'''
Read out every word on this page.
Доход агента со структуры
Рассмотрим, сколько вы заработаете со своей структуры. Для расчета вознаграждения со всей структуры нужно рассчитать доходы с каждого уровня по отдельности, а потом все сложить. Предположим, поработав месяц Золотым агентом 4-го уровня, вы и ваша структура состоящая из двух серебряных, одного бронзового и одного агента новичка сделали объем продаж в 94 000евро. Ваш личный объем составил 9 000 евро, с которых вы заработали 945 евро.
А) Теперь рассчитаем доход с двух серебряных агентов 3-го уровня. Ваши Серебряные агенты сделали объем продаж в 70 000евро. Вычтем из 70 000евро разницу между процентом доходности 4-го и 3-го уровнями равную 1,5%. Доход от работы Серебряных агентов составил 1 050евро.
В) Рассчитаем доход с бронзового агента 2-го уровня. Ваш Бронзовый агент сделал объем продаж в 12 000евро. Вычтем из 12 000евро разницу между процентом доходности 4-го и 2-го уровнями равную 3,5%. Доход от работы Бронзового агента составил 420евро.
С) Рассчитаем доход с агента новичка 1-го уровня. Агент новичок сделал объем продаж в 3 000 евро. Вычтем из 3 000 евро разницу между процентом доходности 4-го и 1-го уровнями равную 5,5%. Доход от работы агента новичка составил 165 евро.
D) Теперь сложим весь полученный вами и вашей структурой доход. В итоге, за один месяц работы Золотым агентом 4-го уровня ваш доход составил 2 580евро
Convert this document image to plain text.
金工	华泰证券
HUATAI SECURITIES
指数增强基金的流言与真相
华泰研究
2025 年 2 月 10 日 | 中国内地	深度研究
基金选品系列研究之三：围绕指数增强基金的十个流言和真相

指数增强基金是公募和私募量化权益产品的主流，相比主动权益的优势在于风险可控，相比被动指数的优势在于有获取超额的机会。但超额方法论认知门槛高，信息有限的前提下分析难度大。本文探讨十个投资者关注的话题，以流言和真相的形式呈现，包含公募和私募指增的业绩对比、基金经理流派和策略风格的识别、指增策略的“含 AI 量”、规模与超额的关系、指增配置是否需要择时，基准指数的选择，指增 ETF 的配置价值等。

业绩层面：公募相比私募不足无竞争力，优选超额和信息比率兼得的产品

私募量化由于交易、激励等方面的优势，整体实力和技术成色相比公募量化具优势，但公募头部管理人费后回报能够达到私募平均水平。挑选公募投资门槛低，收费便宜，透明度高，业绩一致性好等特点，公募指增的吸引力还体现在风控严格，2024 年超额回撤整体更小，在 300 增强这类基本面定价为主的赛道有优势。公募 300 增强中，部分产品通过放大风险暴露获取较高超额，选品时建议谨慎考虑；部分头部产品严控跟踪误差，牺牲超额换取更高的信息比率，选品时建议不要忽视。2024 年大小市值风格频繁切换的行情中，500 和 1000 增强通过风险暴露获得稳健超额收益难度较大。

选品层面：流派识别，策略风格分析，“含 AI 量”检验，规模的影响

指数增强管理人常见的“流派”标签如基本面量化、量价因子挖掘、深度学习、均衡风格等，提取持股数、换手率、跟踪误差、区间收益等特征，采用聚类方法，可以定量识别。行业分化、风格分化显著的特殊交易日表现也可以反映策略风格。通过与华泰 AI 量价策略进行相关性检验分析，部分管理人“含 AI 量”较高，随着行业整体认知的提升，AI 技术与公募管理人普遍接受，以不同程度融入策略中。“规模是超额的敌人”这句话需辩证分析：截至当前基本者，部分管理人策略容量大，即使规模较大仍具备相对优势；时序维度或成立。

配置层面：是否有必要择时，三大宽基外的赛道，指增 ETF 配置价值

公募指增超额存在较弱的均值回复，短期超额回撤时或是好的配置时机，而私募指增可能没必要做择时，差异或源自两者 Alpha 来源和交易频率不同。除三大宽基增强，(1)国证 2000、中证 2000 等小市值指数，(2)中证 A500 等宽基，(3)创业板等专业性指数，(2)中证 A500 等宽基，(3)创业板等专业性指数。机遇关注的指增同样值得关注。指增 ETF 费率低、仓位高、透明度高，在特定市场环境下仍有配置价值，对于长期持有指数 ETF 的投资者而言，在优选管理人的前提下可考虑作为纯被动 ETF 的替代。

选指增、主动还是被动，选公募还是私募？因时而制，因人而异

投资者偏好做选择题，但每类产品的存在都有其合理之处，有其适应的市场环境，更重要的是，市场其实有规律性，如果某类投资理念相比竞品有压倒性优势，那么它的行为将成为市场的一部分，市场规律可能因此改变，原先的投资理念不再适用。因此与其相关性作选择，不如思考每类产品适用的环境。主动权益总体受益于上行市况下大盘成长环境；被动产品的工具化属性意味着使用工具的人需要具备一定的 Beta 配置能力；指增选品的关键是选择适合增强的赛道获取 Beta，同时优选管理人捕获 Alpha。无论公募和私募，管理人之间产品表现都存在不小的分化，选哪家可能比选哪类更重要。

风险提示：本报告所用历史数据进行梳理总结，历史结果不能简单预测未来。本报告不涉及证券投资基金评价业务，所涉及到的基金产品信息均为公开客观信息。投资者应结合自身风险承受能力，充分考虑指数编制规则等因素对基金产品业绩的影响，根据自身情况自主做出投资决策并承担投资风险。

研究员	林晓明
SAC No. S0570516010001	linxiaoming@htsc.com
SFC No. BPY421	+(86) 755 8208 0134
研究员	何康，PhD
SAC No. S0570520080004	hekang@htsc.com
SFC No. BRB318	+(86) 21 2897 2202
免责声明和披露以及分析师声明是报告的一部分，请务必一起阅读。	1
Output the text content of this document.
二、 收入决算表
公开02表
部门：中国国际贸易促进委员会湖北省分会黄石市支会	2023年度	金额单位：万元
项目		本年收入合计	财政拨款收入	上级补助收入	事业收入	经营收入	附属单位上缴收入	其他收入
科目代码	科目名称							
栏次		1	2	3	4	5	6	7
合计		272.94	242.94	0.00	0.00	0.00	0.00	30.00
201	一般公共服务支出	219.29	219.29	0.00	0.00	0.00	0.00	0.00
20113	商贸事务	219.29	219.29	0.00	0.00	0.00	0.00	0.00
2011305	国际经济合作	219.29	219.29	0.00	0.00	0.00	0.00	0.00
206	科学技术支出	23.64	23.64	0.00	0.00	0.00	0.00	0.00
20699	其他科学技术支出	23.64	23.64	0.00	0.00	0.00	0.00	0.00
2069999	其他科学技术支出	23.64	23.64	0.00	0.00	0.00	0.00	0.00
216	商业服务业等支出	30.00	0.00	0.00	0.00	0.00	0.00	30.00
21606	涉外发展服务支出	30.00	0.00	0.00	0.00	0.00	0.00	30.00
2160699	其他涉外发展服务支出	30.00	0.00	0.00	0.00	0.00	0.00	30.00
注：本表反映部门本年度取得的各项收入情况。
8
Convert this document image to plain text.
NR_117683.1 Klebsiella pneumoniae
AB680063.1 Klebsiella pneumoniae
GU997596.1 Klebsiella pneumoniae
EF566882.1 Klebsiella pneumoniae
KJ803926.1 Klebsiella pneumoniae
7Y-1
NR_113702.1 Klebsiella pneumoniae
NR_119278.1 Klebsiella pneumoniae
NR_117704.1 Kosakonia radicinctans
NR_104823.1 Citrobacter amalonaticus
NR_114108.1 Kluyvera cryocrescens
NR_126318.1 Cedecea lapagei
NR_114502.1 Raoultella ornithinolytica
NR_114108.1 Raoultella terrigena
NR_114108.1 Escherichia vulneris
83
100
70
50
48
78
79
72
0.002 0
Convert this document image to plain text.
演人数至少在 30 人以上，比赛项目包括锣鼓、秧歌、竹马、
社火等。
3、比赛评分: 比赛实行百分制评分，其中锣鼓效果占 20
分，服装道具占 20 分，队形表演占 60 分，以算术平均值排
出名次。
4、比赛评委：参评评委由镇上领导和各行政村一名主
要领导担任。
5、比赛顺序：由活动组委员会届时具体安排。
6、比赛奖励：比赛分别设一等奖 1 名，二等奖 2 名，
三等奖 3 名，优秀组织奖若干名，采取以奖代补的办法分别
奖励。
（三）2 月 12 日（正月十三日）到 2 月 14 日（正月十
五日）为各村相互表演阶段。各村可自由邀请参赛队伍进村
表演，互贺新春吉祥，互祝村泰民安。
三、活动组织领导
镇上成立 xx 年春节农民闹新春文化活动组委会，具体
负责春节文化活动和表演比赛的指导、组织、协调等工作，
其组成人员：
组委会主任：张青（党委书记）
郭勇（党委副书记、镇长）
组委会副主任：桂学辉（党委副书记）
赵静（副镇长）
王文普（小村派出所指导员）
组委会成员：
'''
**WHAT YOU NEED TO DO**
Select and copy every line of the listing with the word "бронзового".

**RIGHT ANSWER**
Рассмотрим, сколько вы заработаете со своей структуры. Для расчета вознаграждения со всей структуры нужно рассчитать доходы с каждого уровня по отдельности, а потом все сложить. Предположим, поработав месяц Золотым агентом 4-го уровня, вы и ваша структура состоящая из двух серебряных, одного бронзового и одного агента новичка сделали объем продаж в 94 000евро. Ваш личный объем составил 9 000 евро, с которых вы заработали 945 евро.
В) Рассчитаем доход с бронзового агента 2-го уровня. Ваш Бронзовый агент сделал объем продаж в 12 000евро. Вычтем из 12 000евро разницу между процентом доходности 4-го и 2-го уровнями равную 3,5%. Доход от работы Бронзового агента составил 420евро.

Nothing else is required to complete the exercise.